> Written problem: Without the pictures, write out all the lines below exactly as they appear.

Dataset records

((

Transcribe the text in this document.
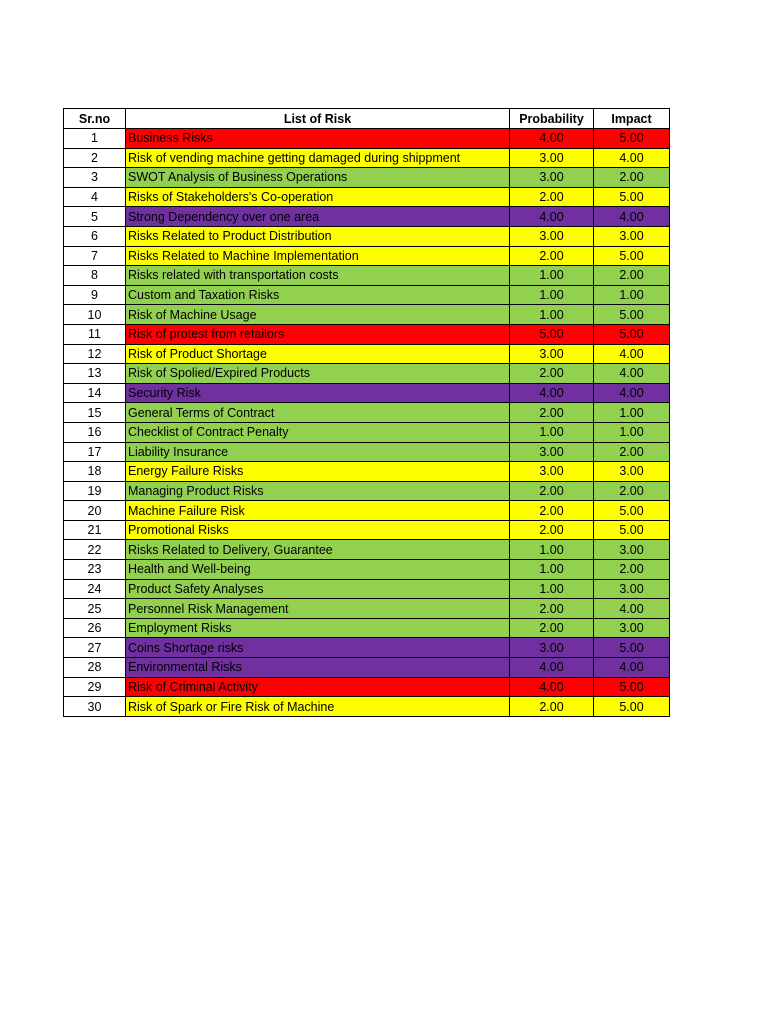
Sr.no	List of Risk	Probability	Impact
1	Business Risks	4.00	5.00
2	Risk of vending machine getting damaged during shippment	3.00	4.00
3	SWOT Analysis of Business Operations	3.00	2.00
4	Risks of Stakeholders's Co-operation	2.00	5.00
5	Strong Dependency over one area	4.00	4.00
6	Risks Related to Product Distribution	3.00	3.00
7	Risks Related to Machine Implementation	2.00	5.00
8	Risks related with transportation costs	1.00	2.00
9	Custom and Taxation Risks	1.00	1.00
10	Risk of Machine Usage	1.00	5.00
11	Risk of protest from retailors	5.00	5.00
12	Risk of Product Shortage	3.00	4.00
13	Risk of Spolied/Expired Products	2.00	4.00
14	Security Risk	4.00	4.00
15	General Terms of Contract	2.00	1.00
16	Checklist of Contract Penalty	1.00	1.00
17	Liability Insurance	3.00	2.00
18	Energy Failure Risks	3.00	3.00
19	Managing Product Risks	2.00	2.00
20	Machine Failure Risk	2.00	5.00
21	Promotional Risks	2.00	5.00
22	Risks Related to Delivery, Guarantee	1.00	3.00
23	Health and Well-being	1.00	2.00
24	Product Safety Analyses	1.00	3.00
25	Personnel Risk Management	2.00	4.00
26	Employment Risks	2.00	3.00
27	Coins Shortage risks	3.00	5.00
28	Environmental Risks	4.00	4.00
29	Risk of Criminal Activity	4.00	5.00
30	Risk of Spark or Fire Risk of Machine	2.00	5.00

))

> Solution to the problem:
Transcribe the text in this document.
Sr.no	List of Risk	Probability	Impact
1	Business Risks	4.00	5.00
2	Risk of vending machine getting damaged during shippment	3.00	4.00
3	SWOT Analysis of Business Operations	3.00	2.00
4	Risks of Stakeholders's Co-operation	2.00	5.00
5	Strong Dependency over one area	4.00	4.00
6	Risks Related to Product Distribution	3.00	3.00
7	Risks Related to Machine Implementation	2.00	5.00
8	Risks related with transportation costs	1.00	2.00
9	Custom and Taxation Risks	1.00	1.00
10	Risk of Machine Usage	1.00	5.00
11	Risk of protest from retailors	5.00	5.00
12	Risk of Product Shortage	3.00	4.00
13	Risk of Spolied/Expired Products	2.00	4.00
14	Security Risk	4.00	4.00
15	General Terms of Contract	2.00	1.00
16	Checklist of Contract Penalty	1.00	1.00
17	Liability Insurance	3.00	2.00
18	Energy Failure Risks	3.00	3.00
19	Managing Product Risks	2.00	2.00
20	Machine Failure Risk	2.00	5.00
21	Promotional Risks	2.00	5.00
22	Risks Related to Delivery, Guarantee	1.00	3.00
23	Health and Well-being	1.00	2.00
24	Product Safety Analyses	1.00	3.00
25	Personnel Risk Management	2.00	4.00
26	Employment Risks	2.00	3.00
27	Coins Shortage risks	3.00	5.00
28	Environmental Risks	4.00	4.00
29	Risk of Criminal Activity	4.00	5.00
30	Risk of Spark or Fire Risk of Machine	2.00	5.00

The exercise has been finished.